---------- WORKING DATA

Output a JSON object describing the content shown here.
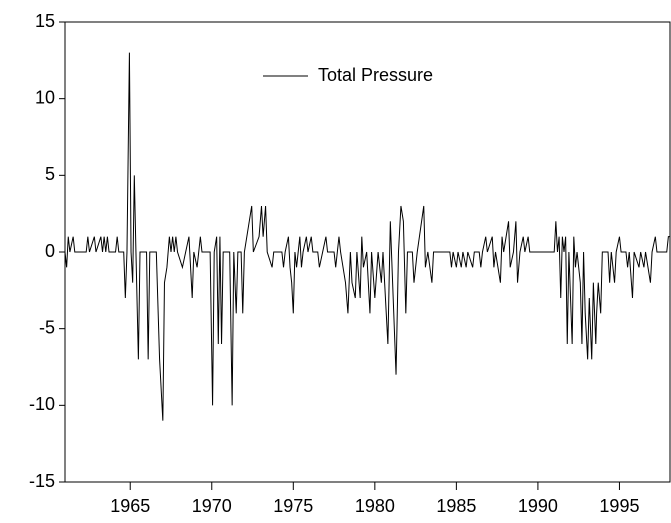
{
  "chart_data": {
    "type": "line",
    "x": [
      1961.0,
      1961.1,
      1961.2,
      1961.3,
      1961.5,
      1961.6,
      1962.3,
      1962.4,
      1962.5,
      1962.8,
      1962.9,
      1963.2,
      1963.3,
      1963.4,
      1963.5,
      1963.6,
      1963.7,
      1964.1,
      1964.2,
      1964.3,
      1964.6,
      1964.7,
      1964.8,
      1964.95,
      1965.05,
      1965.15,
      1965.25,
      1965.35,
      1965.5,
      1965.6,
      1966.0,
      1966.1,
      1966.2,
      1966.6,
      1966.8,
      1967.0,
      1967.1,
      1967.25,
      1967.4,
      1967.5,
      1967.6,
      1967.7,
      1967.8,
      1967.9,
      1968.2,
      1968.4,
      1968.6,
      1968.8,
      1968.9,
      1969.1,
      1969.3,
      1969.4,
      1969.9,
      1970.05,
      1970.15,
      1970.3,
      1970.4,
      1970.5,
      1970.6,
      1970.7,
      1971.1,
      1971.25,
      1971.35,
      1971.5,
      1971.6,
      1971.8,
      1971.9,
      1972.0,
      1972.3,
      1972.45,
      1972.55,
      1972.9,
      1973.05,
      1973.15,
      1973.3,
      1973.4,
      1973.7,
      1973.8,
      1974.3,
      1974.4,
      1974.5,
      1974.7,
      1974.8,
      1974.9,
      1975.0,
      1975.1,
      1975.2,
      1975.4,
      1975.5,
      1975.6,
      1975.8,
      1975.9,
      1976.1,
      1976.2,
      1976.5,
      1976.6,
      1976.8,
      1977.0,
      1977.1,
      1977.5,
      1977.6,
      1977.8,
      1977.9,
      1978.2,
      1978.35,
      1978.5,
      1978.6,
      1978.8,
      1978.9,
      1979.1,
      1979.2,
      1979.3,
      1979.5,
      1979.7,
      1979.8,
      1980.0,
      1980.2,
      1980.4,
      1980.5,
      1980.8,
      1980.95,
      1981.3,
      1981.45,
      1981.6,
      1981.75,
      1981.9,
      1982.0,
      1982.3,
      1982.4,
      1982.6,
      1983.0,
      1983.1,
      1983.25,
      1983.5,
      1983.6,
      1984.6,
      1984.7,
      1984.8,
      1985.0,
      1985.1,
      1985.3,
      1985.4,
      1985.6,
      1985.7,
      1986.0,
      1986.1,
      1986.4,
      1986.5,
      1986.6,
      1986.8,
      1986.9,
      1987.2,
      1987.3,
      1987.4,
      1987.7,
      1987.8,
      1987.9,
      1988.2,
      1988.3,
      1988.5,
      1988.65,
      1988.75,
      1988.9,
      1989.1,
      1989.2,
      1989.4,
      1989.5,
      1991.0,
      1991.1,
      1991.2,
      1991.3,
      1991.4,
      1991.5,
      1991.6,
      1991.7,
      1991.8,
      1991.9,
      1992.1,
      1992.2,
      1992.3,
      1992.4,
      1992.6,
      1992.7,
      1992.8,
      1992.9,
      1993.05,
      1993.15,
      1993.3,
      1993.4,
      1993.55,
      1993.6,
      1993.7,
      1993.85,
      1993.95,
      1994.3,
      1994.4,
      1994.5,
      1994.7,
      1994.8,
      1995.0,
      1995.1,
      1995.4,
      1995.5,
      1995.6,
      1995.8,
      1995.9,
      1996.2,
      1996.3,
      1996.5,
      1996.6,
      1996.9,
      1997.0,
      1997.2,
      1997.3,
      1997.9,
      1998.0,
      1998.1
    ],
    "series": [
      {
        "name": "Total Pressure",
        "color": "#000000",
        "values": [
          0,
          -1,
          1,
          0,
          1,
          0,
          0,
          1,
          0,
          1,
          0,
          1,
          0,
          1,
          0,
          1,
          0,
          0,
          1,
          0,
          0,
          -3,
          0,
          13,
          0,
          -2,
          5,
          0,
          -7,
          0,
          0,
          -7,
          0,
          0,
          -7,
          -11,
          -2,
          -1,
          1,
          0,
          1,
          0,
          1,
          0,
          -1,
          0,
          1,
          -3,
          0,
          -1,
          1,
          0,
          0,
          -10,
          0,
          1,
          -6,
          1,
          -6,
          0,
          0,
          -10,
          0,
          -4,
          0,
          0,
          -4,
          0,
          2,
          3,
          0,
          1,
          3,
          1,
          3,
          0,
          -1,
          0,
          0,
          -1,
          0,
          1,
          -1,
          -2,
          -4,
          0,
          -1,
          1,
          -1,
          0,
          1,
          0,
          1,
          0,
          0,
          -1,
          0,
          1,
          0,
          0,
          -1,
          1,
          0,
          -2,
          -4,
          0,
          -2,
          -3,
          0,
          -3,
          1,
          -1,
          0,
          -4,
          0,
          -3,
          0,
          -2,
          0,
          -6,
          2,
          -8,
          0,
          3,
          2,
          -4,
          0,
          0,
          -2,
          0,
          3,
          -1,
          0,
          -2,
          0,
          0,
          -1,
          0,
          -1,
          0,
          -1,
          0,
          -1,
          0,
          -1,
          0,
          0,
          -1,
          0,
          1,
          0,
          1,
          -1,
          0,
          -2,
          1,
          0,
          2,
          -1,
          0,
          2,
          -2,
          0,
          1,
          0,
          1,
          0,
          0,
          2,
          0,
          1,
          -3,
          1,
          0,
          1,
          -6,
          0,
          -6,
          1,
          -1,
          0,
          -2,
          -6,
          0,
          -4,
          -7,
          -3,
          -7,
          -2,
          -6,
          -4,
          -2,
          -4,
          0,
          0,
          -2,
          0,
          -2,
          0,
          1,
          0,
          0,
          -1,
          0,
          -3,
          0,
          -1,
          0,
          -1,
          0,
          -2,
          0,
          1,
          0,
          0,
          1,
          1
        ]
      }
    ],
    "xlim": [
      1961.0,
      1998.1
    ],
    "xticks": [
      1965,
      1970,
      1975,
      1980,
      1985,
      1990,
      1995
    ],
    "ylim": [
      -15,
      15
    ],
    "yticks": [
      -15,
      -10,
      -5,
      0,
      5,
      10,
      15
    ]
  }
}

--------------------
---------- WORKING DATA

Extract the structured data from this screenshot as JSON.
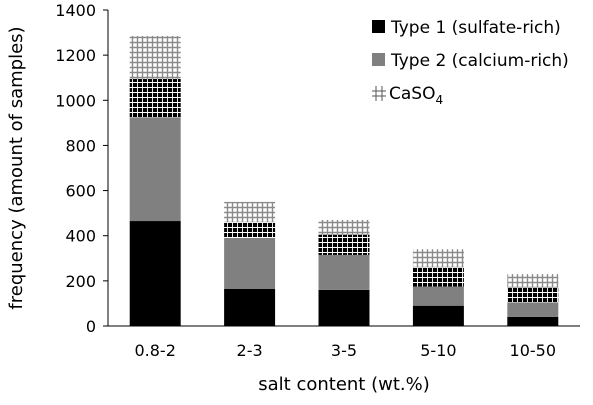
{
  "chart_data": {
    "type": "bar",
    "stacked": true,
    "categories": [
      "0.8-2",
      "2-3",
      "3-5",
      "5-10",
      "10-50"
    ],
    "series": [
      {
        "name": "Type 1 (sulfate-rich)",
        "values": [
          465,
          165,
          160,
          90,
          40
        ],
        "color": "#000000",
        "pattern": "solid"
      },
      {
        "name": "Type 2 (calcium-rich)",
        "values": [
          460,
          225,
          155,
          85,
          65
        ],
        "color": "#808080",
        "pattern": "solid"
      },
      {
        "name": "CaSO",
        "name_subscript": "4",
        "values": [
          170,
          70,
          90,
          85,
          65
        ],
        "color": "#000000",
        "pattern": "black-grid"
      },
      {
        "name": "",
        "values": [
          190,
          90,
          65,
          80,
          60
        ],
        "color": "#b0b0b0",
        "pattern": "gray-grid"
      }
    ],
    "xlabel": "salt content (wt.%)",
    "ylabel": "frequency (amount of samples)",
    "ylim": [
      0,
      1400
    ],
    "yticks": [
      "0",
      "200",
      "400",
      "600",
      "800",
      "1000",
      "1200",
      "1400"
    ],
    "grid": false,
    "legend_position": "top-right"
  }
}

--------------------

WRITTEN TASK:
Find every line in the records above that contains the word "rich", and copy each one.

CORRECT RESULT:
        "name": "Type 1 (sulfate-rich)",
        "name": "Type 2 (calcium-rich)",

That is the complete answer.